__TASK__:
Copy every line of the following data that includes the string "three".

__STORED ROWS__:
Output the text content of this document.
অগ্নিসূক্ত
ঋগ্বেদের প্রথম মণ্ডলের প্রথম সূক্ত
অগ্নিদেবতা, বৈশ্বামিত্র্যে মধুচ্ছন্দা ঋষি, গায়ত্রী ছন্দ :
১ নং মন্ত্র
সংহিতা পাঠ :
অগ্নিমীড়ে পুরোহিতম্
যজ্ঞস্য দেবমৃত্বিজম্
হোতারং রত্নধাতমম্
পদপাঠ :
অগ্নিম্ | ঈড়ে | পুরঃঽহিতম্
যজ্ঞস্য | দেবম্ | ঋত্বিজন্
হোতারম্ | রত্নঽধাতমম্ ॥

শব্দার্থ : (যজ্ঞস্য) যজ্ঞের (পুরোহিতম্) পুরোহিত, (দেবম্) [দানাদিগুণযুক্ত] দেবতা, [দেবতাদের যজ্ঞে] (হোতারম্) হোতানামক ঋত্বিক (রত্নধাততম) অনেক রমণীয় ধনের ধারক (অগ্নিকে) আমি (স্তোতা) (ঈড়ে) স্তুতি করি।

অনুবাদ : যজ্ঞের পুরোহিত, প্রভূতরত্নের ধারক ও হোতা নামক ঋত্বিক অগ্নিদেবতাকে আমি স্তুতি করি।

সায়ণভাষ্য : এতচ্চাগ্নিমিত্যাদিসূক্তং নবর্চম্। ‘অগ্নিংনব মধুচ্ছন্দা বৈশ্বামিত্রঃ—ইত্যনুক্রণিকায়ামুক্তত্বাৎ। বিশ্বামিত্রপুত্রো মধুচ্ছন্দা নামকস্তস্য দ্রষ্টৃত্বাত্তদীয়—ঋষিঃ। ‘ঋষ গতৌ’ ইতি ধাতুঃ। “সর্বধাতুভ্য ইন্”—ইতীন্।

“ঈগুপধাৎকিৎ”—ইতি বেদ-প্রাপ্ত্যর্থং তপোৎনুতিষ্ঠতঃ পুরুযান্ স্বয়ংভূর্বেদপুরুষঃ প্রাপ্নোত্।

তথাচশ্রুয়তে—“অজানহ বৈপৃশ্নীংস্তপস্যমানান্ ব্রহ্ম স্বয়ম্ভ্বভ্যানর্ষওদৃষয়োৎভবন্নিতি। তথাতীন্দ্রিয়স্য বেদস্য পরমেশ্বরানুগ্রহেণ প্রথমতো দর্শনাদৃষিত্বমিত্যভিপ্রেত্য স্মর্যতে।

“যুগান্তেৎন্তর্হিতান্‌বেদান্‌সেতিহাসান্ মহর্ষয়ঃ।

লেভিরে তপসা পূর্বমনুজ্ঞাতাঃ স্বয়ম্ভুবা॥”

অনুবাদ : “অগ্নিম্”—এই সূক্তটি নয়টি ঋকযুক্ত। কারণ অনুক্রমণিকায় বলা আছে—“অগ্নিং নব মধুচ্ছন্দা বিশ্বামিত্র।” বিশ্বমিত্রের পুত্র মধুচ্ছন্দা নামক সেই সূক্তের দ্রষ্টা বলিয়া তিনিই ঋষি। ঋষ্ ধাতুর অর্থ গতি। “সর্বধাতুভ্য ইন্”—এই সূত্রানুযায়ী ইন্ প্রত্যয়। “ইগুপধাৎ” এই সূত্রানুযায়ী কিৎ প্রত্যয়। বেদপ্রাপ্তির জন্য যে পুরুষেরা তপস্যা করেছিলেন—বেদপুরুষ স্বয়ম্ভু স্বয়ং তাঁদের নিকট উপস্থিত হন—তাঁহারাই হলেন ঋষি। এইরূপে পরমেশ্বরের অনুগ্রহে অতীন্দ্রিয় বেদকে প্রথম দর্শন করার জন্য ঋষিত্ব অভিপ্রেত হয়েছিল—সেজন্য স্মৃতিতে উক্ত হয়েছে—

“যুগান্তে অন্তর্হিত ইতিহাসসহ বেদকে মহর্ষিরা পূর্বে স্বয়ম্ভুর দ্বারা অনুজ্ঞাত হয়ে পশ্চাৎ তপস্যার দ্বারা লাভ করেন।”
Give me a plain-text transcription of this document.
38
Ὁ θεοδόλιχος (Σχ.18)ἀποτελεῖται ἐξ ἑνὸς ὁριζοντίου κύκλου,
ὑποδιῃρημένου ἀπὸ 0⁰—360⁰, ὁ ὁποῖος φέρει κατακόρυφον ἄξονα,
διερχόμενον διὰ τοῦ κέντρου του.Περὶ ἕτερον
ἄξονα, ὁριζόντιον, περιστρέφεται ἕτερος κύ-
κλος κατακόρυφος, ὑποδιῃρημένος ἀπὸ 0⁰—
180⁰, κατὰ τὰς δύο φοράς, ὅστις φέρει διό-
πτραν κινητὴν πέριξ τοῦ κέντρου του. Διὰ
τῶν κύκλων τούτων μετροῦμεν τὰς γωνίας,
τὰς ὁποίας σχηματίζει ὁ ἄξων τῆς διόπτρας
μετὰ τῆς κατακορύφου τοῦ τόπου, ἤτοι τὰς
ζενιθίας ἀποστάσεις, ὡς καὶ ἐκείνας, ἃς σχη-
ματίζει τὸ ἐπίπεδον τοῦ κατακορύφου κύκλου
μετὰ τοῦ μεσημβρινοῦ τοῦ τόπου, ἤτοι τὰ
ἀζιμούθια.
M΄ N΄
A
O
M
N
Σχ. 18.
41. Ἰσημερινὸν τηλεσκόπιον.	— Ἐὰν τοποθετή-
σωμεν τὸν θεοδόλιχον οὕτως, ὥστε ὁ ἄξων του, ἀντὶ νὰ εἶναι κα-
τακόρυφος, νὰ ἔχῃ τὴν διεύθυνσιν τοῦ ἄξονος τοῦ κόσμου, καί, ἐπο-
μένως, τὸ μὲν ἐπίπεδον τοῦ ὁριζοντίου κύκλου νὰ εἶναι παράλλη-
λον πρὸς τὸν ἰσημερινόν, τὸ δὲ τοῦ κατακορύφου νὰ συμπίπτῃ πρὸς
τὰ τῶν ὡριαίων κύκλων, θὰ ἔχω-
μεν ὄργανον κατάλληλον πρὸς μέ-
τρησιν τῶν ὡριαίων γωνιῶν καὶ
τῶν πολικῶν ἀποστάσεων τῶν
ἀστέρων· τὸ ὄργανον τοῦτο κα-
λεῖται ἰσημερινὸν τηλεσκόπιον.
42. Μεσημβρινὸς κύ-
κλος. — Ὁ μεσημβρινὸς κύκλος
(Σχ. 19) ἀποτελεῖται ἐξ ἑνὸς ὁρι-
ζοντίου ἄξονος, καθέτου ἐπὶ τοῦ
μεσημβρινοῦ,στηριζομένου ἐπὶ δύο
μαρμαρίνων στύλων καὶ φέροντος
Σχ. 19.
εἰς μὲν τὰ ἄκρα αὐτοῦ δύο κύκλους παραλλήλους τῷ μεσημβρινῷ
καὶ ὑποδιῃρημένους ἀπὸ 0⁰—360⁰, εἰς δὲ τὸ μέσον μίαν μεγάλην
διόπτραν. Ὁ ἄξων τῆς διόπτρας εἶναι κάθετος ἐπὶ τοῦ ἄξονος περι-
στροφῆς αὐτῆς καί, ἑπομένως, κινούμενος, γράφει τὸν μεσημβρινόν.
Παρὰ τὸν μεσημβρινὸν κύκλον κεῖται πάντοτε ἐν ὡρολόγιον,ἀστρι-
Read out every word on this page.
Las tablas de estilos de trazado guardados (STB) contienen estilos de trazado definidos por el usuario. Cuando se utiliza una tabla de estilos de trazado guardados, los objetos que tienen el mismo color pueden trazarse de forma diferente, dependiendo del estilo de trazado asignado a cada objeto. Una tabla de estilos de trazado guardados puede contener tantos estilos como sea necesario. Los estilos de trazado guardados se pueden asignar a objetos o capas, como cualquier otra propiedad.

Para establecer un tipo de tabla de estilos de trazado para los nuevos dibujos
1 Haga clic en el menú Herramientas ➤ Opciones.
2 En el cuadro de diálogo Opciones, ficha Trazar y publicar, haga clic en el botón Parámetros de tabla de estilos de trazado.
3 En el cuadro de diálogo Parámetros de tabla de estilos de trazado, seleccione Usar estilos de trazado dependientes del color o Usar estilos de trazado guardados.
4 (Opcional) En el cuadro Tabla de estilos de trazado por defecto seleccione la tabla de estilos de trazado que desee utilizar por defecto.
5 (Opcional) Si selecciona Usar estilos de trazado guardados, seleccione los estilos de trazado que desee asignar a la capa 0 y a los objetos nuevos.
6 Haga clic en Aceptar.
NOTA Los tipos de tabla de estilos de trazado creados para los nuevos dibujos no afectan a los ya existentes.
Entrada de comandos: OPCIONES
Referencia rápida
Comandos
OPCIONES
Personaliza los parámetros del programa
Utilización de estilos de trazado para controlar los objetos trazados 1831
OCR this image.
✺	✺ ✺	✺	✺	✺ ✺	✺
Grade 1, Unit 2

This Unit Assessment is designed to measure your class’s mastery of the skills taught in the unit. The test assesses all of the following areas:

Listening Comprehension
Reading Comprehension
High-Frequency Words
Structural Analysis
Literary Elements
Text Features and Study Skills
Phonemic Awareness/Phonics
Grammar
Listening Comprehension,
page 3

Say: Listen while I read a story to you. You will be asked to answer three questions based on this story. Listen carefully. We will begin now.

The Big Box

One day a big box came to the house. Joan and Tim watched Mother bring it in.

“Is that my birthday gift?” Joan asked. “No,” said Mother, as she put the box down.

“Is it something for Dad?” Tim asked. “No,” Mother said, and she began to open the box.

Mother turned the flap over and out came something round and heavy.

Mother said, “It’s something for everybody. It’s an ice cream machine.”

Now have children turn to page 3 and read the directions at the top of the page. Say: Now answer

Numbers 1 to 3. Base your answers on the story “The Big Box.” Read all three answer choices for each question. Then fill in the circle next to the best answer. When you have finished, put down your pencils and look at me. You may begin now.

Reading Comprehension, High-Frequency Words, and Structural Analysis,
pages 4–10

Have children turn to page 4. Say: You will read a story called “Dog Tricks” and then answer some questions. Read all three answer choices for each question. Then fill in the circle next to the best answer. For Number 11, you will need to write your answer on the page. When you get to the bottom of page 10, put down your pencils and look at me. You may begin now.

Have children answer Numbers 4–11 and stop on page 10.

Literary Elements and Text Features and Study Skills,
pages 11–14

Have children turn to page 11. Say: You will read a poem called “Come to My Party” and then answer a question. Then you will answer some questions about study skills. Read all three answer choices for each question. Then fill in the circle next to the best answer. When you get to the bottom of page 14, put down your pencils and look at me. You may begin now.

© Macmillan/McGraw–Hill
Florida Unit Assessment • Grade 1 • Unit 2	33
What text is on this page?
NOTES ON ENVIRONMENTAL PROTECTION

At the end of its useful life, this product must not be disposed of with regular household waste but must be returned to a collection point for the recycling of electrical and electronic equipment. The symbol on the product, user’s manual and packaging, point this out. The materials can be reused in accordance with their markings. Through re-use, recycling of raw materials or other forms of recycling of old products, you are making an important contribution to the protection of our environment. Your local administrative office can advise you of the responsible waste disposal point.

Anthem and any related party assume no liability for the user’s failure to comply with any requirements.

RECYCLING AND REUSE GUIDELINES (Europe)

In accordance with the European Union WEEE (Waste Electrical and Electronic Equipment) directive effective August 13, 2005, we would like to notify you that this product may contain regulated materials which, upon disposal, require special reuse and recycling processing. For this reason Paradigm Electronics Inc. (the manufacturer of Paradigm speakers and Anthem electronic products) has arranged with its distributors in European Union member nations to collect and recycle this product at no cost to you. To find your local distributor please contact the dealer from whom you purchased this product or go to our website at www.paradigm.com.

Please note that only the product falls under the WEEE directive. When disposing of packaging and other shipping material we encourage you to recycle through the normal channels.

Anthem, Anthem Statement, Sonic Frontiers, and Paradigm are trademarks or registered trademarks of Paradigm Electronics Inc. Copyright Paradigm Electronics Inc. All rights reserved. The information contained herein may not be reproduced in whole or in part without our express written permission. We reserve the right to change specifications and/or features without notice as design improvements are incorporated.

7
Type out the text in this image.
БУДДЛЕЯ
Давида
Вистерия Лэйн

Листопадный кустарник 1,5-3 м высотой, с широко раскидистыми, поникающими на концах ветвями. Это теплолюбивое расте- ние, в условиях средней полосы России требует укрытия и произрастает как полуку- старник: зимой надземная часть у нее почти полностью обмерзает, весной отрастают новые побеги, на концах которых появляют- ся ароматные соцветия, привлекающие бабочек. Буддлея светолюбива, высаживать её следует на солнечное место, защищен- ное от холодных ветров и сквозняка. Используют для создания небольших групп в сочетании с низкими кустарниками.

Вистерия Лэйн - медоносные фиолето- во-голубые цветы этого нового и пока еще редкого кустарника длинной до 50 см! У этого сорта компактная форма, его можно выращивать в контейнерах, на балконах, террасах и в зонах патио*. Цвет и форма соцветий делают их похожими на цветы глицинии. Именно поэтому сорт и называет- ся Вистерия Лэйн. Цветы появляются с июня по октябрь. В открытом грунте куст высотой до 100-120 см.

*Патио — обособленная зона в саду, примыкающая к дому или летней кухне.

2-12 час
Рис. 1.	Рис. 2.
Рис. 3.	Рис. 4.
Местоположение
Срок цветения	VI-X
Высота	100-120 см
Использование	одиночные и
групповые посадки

__ANSWER TO THE EXERCISE__:
Say: Listen while I read a story to you. You will be asked to answer three questions based on this story. Listen carefully. We will begin now.
Numbers 1 to 3. Base your answers on the story “The Big Box.” Read all three answer choices for each question. Then fill in the circle next to the best answer. When you have finished, put down your pencils and look at me. You may begin now.
Have children turn to page 4. Say: You will read a story called “Dog Tricks” and then answer some questions. Read all three answer choices for each question. Then fill in the circle next to the best answer. For Number 11, you will need to write your answer on the page. When you get to the bottom of page 10, put down your pencils and look at me. You may begin now.
Have children turn to page 11. Say: You will read a poem called “Come to My Party” and then answer a question. Then you will answer some questions about study skills. Read all three answer choices for each question. Then fill in the circle next to the best answer. When you get to the bottom of page 14, put down your pencils and look at me. You may begin now.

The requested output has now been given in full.